Each line that holds the word "Crime" is to be identified and copied.

Items from a data source ->
════════

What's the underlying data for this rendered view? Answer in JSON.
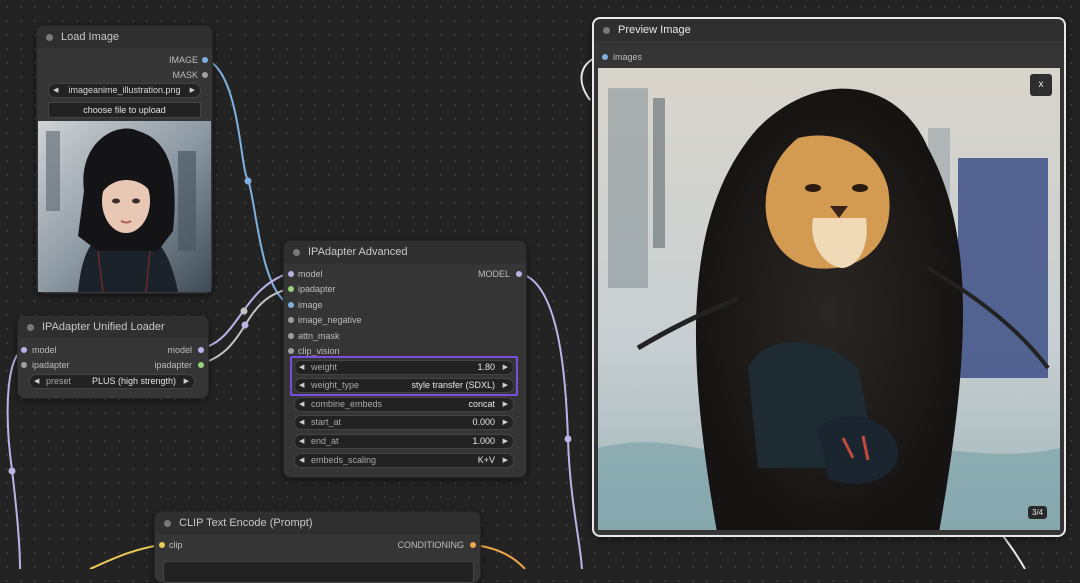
{
  "load_image": {
    "title": "Load Image",
    "outputs": [
      "IMAGE",
      "MASK"
    ],
    "image_widget": "imageanime_illustration.png",
    "upload_button": "choose file to upload"
  },
  "unified_loader": {
    "title": "IPAdapter Unified Loader",
    "inputs": [
      "model",
      "ipadapter"
    ],
    "outputs": [
      "model",
      "ipadapter"
    ],
    "preset_label": "preset",
    "preset_value": "PLUS (high strength)"
  },
  "ipadapter_advanced": {
    "title": "IPAdapter Advanced",
    "inputs": [
      "model",
      "ipadapter",
      "image",
      "image_negative",
      "attn_mask",
      "clip_vision"
    ],
    "output": "MODEL",
    "widgets": [
      {
        "label": "weight",
        "value": "1.80"
      },
      {
        "label": "weight_type",
        "value": "style transfer (SDXL)"
      },
      {
        "label": "combine_embeds",
        "value": "concat"
      },
      {
        "label": "start_at",
        "value": "0.000"
      },
      {
        "label": "end_at",
        "value": "1.000"
      },
      {
        "label": "embeds_scaling",
        "value": "K+V"
      }
    ]
  },
  "preview": {
    "title": "Preview Image",
    "input": "images",
    "close": "x",
    "counter": "3/4"
  },
  "clip_encode": {
    "title": "CLIP Text Encode (Prompt)",
    "input": "clip",
    "output": "CONDITIONING"
  },
  "colors": {
    "highlight": "#7a4fe0",
    "wire_model": "#b9b3e6",
    "wire_image": "#7fb0e0",
    "wire_conditioning": "#f0a64a",
    "wire_clip": "#e8c95a"
  }
}
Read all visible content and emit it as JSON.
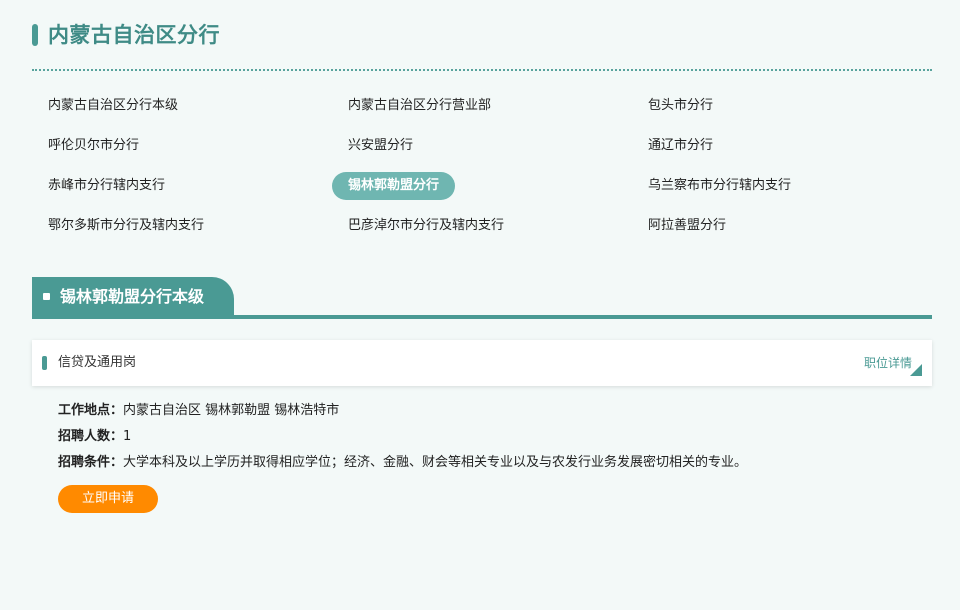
{
  "page": {
    "title": "内蒙古自治区分行"
  },
  "branches": [
    [
      "内蒙古自治区分行本级",
      "内蒙古自治区分行营业部",
      "包头市分行"
    ],
    [
      "呼伦贝尔市分行",
      "兴安盟分行",
      "通辽市分行"
    ],
    [
      "赤峰市分行辖内支行",
      "锡林郭勒盟分行",
      "乌兰察布市分行辖内支行"
    ],
    [
      "鄂尔多斯市分行及辖内支行",
      "巴彦淖尔市分行及辖内支行",
      "阿拉善盟分行"
    ]
  ],
  "active_branch": "锡林郭勒盟分行",
  "section": {
    "title": "锡林郭勒盟分行本级"
  },
  "job": {
    "title": "信贷及通用岗",
    "detail_link": "职位详情",
    "location_label": "工作地点：",
    "location": "内蒙古自治区 锡林郭勒盟 锡林浩特市",
    "headcount_label": "招聘人数：",
    "headcount": "1",
    "requirements_label": "招聘条件：",
    "requirements": "大学本科及以上学历并取得相应学位；经济、金融、财会等相关专业以及与农发行业务发展密切相关的专业。",
    "apply_label": "立即申请"
  },
  "colors": {
    "accent": "#4a9a94",
    "active_pill": "#6fb6b1",
    "apply_button": "#ff8a00",
    "background": "#f3f9f8"
  }
}
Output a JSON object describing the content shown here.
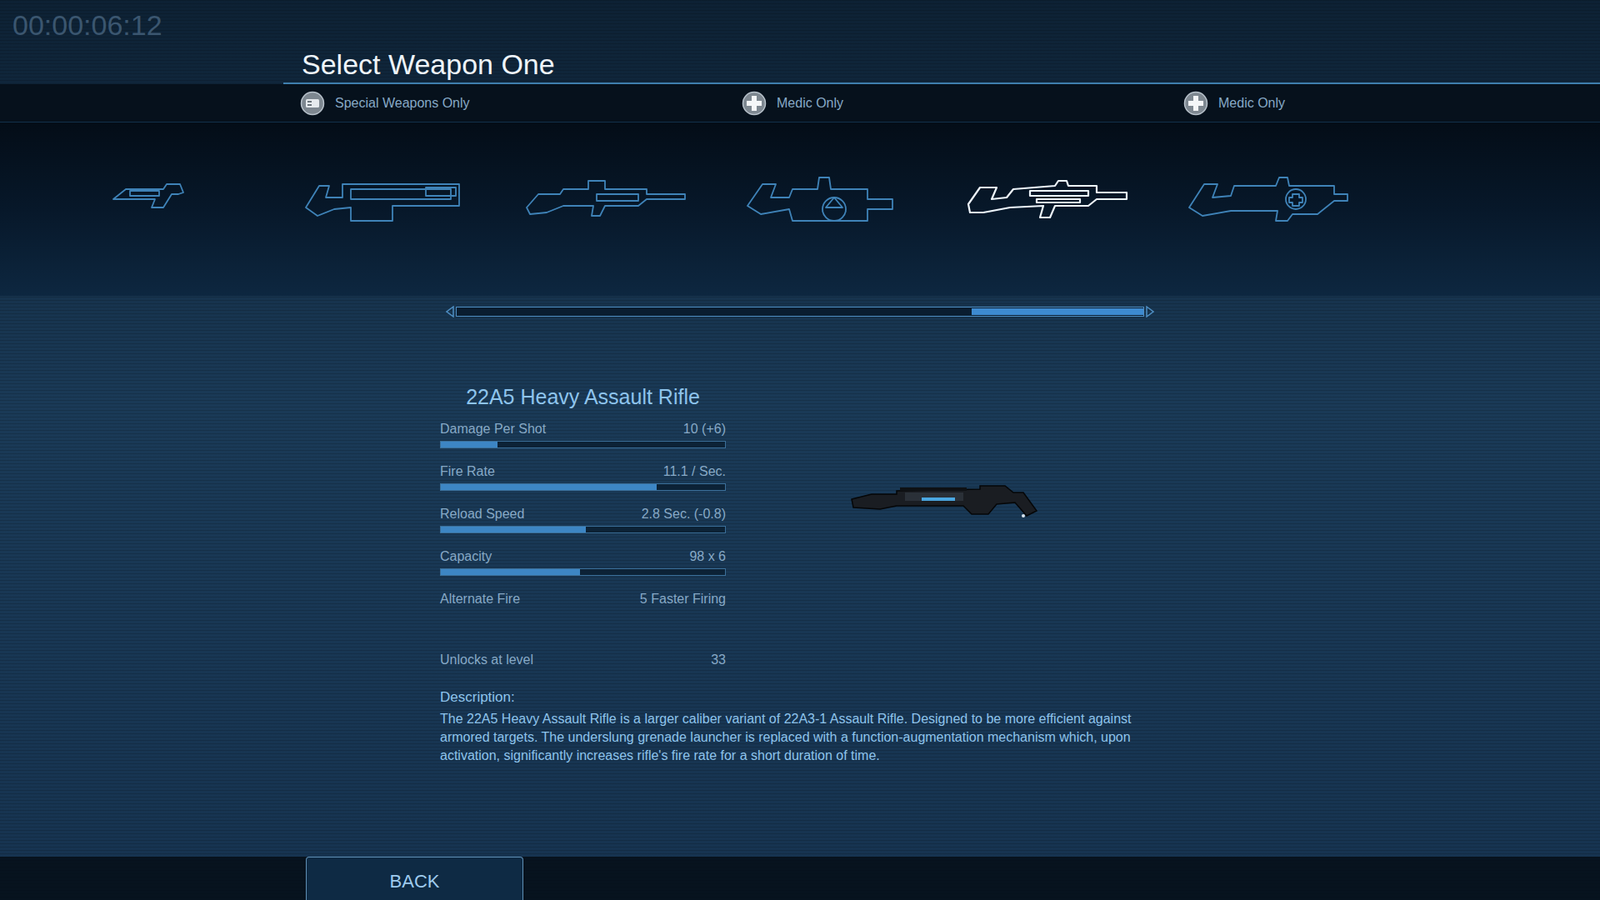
{
  "timer": "00:00:06:12",
  "title": "Select Weapon One",
  "weapons": [
    {
      "selected": false
    },
    {
      "selected": false,
      "restriction": {
        "text": "Special Weapons Only",
        "kind": "special"
      }
    },
    {
      "selected": false
    },
    {
      "selected": false,
      "restriction": {
        "text": "Medic Only",
        "kind": "medic"
      }
    },
    {
      "selected": true
    },
    {
      "selected": false,
      "restriction": {
        "text": "Medic Only",
        "kind": "medic"
      }
    }
  ],
  "scrollbar": {
    "level": 1
  },
  "weapon": {
    "name": "22A5 Heavy Assault Rifle",
    "stats": [
      {
        "label": "Damage Per Shot",
        "value": "10 (+6)",
        "level": 0.2
      },
      {
        "label": "Fire Rate",
        "value": "11.1 / Sec.",
        "level": 0.76
      },
      {
        "label": "Reload Speed",
        "value": "2.8 Sec. (-0.8)",
        "level": 0.51
      },
      {
        "label": "Capacity",
        "value": "98 x 6",
        "level": 0.49
      }
    ],
    "alt_fire": {
      "label": "Alternate Fire",
      "value": "5 Faster Firing"
    },
    "unlock": {
      "label": "Unlocks at level",
      "value": "33"
    },
    "description_label": "Description:",
    "description": "The 22A5 Heavy Assault Rifle is a larger caliber variant of 22A3-1 Assault Rifle. Designed to be more efficient against armored targets. The underslung grenade launcher is replaced with a function-augmentation mechanism which, upon activation, significantly increases rifle's fire rate for a short duration of time."
  },
  "buttons": [
    "BACK"
  ]
}
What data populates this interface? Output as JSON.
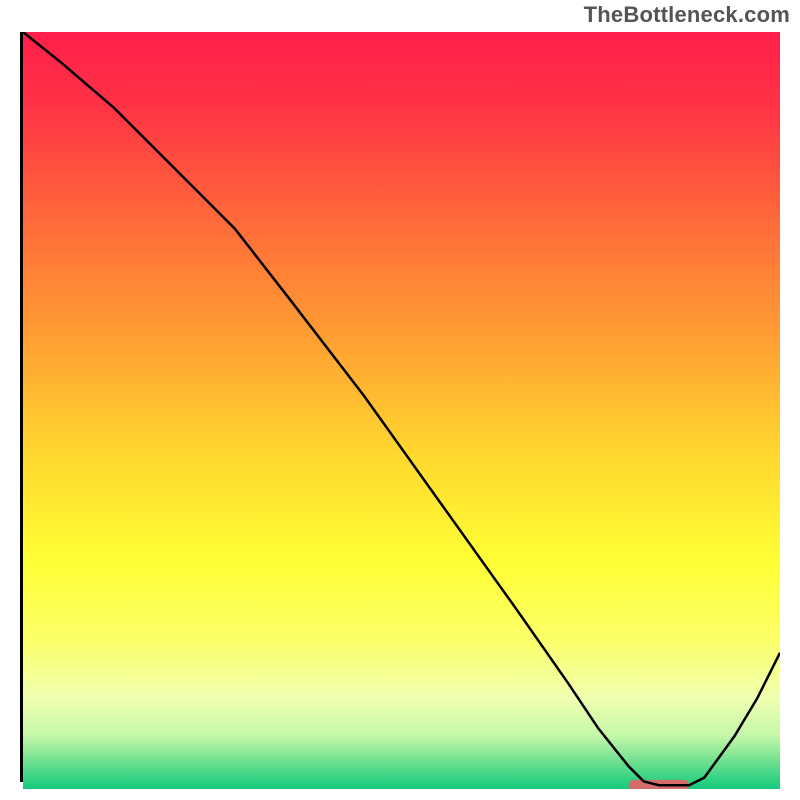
{
  "watermark": "TheBottleneck.com",
  "chart_data": {
    "type": "line",
    "title": "",
    "xlabel": "",
    "ylabel": "",
    "xlim": [
      0,
      100
    ],
    "ylim": [
      0,
      100
    ],
    "grid": false,
    "background_gradient": {
      "stops": [
        {
          "offset": 0.0,
          "color": "#ff1f4b"
        },
        {
          "offset": 0.1,
          "color": "#ff3345"
        },
        {
          "offset": 0.25,
          "color": "#ff6a3a"
        },
        {
          "offset": 0.4,
          "color": "#ff9d33"
        },
        {
          "offset": 0.55,
          "color": "#ffd52f"
        },
        {
          "offset": 0.7,
          "color": "#ffff35"
        },
        {
          "offset": 0.8,
          "color": "#fbff66"
        },
        {
          "offset": 0.88,
          "color": "#f0ffb0"
        },
        {
          "offset": 0.93,
          "color": "#c4f7a8"
        },
        {
          "offset": 0.965,
          "color": "#6bdf8f"
        },
        {
          "offset": 1.0,
          "color": "#14c97d"
        }
      ]
    },
    "series": [
      {
        "name": "bottleneck-curve",
        "color": "#000000",
        "width": 2.5,
        "x": [
          0,
          5,
          12,
          20,
          24,
          28,
          35,
          45,
          55,
          65,
          72,
          76,
          80,
          82,
          84,
          86,
          88,
          90,
          94,
          97,
          100
        ],
        "y": [
          100,
          96,
          90,
          82,
          78,
          74,
          65,
          52,
          38,
          24,
          14,
          8,
          3,
          1,
          0.5,
          0.5,
          0.5,
          1.5,
          7,
          12,
          18
        ]
      }
    ],
    "marker": {
      "name": "optimal-range-marker",
      "color": "#d66b6b",
      "x_start": 80,
      "x_end": 88,
      "y": 0.5,
      "thickness_pct": 1.4
    }
  }
}
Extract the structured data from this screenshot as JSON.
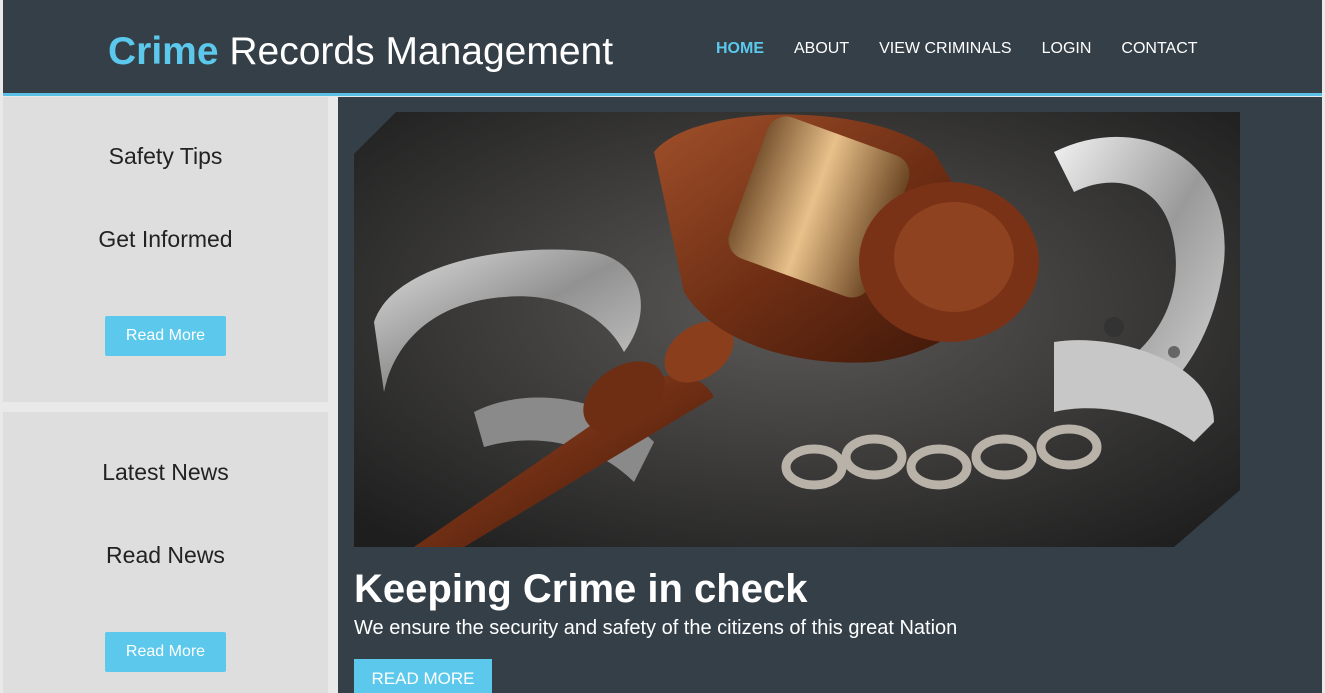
{
  "site": {
    "logo_accent": "Crime",
    "logo_rest": " Records Management"
  },
  "nav": {
    "items": [
      {
        "label": "HOME",
        "active": true
      },
      {
        "label": "ABOUT"
      },
      {
        "label": "VIEW CRIMINALS"
      },
      {
        "label": "LOGIN"
      },
      {
        "label": "CONTACT"
      }
    ]
  },
  "sidebar": {
    "box1": {
      "title": "Safety Tips",
      "subtitle": "Get Informed",
      "button": "Read More"
    },
    "box2": {
      "title": "Latest News",
      "subtitle": "Read News",
      "button": "Read More"
    }
  },
  "hero": {
    "title": "Keeping Crime in check",
    "subtitle": "We ensure the security and safety of the citizens of this great Nation",
    "button": "READ MORE"
  },
  "colors": {
    "header_bg": "#343f48",
    "accent": "#5bc8ec",
    "sidebar_bg": "#dedede"
  }
}
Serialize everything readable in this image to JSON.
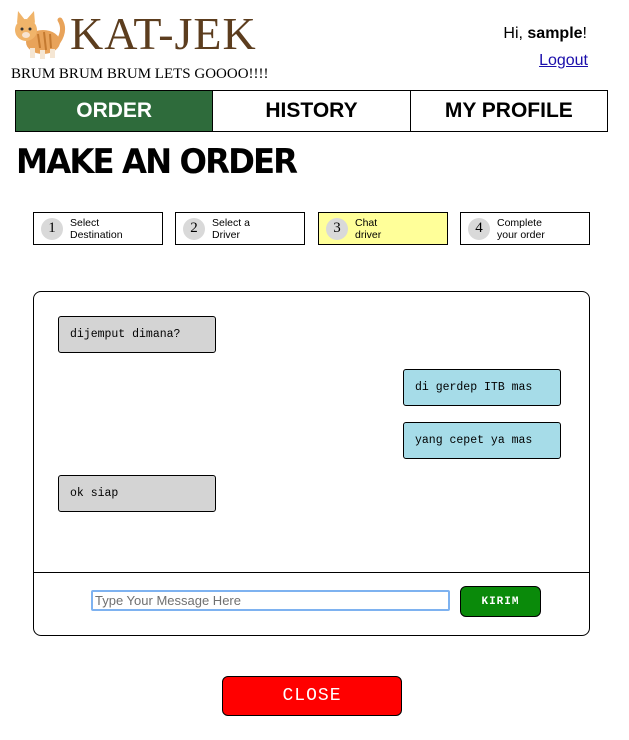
{
  "header": {
    "app_name": "KAT-JEK",
    "logo_icon": "cat-icon",
    "tagline": "BRUM BRUM BRUM LETS GOOOO!!!!",
    "greeting_prefix": "Hi, ",
    "username": "sample",
    "greeting_suffix": "!",
    "logout_label": "Logout"
  },
  "nav": {
    "tabs": [
      {
        "label": "ORDER",
        "active": true
      },
      {
        "label": "HISTORY",
        "active": false
      },
      {
        "label": "MY PROFILE",
        "active": false
      }
    ],
    "active_color": "#2e6b3b"
  },
  "page_title": "MAKE AN ORDER",
  "steps": [
    {
      "num": "1",
      "line1": "Select",
      "line2": "Destination",
      "active": false
    },
    {
      "num": "2",
      "line1": "Select a",
      "line2": "Driver",
      "active": false
    },
    {
      "num": "3",
      "line1": "Chat",
      "line2": "driver",
      "active": true
    },
    {
      "num": "4",
      "line1": "Complete",
      "line2": "your order",
      "active": false
    }
  ],
  "chat": {
    "messages": [
      {
        "text": "dijemput dimana?",
        "side": "left"
      },
      {
        "text": "di gerdep ITB mas",
        "side": "right"
      },
      {
        "text": "yang cepet ya mas",
        "side": "right"
      },
      {
        "text": "ok siap",
        "side": "left"
      }
    ],
    "input_placeholder": "Type Your Message Here",
    "input_value": "",
    "send_label": "KIRIM"
  },
  "close_label": "CLOSE",
  "colors": {
    "step_active": "#ffff99",
    "bubble_left": "#d4d4d4",
    "bubble_right": "#a6dce8",
    "send_button": "#0a8a0a",
    "close_button": "#ff0000"
  }
}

════════

RESULT FOR THIS TASK ->
    "logo_accent": "Crime",
    "title": "Keeping Crime in check",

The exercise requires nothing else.